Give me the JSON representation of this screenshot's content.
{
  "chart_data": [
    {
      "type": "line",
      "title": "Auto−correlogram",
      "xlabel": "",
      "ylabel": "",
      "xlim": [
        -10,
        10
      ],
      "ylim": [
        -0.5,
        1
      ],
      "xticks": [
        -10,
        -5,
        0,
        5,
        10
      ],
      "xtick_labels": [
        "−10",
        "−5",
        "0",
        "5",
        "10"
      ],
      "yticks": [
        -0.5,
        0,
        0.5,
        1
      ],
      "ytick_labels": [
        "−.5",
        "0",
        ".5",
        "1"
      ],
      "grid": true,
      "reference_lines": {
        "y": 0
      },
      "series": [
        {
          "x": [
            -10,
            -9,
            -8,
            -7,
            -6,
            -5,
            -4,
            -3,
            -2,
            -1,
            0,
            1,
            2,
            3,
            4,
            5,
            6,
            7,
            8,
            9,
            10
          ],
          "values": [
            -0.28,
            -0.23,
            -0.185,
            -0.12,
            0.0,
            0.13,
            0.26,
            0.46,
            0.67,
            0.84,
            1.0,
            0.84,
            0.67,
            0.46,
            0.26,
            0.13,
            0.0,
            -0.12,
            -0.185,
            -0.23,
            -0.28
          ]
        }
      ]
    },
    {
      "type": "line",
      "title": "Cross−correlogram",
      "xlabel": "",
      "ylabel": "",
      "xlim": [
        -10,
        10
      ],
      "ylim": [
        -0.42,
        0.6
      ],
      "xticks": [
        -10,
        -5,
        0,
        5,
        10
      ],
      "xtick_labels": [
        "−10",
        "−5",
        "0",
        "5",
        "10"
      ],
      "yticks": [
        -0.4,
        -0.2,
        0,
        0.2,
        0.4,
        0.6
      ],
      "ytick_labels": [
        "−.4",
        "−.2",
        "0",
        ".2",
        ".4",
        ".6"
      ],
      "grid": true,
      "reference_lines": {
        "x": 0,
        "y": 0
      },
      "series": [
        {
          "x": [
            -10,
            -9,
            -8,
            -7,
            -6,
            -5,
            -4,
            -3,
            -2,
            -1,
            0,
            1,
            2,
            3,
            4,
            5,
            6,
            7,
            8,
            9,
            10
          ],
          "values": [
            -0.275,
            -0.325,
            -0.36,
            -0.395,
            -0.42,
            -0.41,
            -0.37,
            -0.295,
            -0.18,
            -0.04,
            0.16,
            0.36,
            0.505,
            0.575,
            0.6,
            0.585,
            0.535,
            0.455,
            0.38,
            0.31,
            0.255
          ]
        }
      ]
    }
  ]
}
───
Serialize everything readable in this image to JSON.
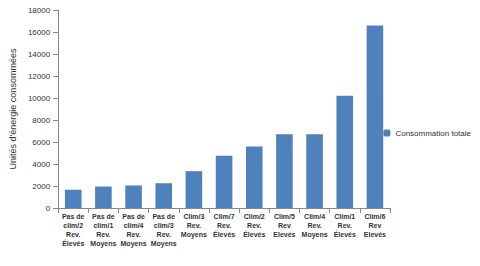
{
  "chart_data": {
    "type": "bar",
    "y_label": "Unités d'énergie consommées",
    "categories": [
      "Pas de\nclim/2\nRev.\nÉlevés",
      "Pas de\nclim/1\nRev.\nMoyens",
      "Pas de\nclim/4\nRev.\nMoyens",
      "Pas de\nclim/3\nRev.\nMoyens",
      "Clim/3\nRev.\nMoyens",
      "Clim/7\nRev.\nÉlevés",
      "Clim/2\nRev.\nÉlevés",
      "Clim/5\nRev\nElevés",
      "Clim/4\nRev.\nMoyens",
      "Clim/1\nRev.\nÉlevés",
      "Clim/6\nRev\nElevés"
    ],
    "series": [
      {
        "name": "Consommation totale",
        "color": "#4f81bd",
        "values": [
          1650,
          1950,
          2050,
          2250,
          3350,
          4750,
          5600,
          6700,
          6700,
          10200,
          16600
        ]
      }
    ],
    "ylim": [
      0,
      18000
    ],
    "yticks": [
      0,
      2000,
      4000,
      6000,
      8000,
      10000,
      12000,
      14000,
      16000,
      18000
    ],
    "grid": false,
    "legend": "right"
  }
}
───
Copy all lines above containing the string "nÉlevés".

> **PROBLEM SOLUTION**
      "Pas de\nclim/2\nRev.\nÉlevés",
      "Clim/7\nRev.\nÉlevés",
      "Clim/2\nRev.\nÉlevés",
      "Clim/1\nRev.\nÉlevés",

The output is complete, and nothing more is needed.